— START Given data —

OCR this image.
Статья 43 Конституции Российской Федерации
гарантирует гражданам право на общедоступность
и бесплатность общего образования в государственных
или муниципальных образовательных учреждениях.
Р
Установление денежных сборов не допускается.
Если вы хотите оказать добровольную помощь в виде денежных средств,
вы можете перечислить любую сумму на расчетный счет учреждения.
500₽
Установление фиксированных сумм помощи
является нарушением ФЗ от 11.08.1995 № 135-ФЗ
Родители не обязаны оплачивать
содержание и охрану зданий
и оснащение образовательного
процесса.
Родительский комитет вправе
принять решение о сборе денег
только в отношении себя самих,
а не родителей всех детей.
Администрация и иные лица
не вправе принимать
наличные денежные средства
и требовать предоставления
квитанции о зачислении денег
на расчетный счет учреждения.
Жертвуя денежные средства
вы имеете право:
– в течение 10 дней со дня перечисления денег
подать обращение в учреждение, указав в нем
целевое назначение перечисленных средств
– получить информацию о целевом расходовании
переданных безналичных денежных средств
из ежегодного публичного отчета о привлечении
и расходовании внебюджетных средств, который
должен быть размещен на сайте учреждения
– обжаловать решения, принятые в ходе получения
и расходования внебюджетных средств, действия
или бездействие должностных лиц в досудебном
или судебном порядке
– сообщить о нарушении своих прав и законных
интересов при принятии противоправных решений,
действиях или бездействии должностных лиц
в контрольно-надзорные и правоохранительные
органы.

— END Given data —

*Problem to work on*:
Reproduce the material above, every line of it, exactly.

*Solution to this problem*:
OCR this image.
Статья 43 Конституции Российской Федерации
гарантирует гражданам право на общедоступность
и бесплатность общего образования в государственных
или муниципальных образовательных учреждениях.
Р
Установление денежных сборов не допускается.
Если вы хотите оказать добровольную помощь в виде денежных средств,
вы можете перечислить любую сумму на расчетный счет учреждения.
500₽
Установление фиксированных сумм помощи
является нарушением ФЗ от 11.08.1995 № 135-ФЗ
Родители не обязаны оплачивать
содержание и охрану зданий
и оснащение образовательного
процесса.
Родительский комитет вправе
принять решение о сборе денег
только в отношении себя самих,
а не родителей всех детей.
Администрация и иные лица
не вправе принимать
наличные денежные средства
и требовать предоставления
квитанции о зачислении денег
на расчетный счет учреждения.
Жертвуя денежные средства
вы имеете право:
– в течение 10 дней со дня перечисления денег
подать обращение в учреждение, указав в нем
целевое назначение перечисленных средств
– получить информацию о целевом расходовании
переданных безналичных денежных средств
из ежегодного публичного отчета о привлечении
и расходовании внебюджетных средств, который
должен быть размещен на сайте учреждения
– обжаловать решения, принятые в ходе получения
и расходования внебюджетных средств, действия
или бездействие должностных лиц в досудебном
или судебном порядке
– сообщить о нарушении своих прав и законных
интересов при принятии противоправных решений,
действиях или бездействии должностных лиц
в контрольно-надзорные и правоохранительные
органы.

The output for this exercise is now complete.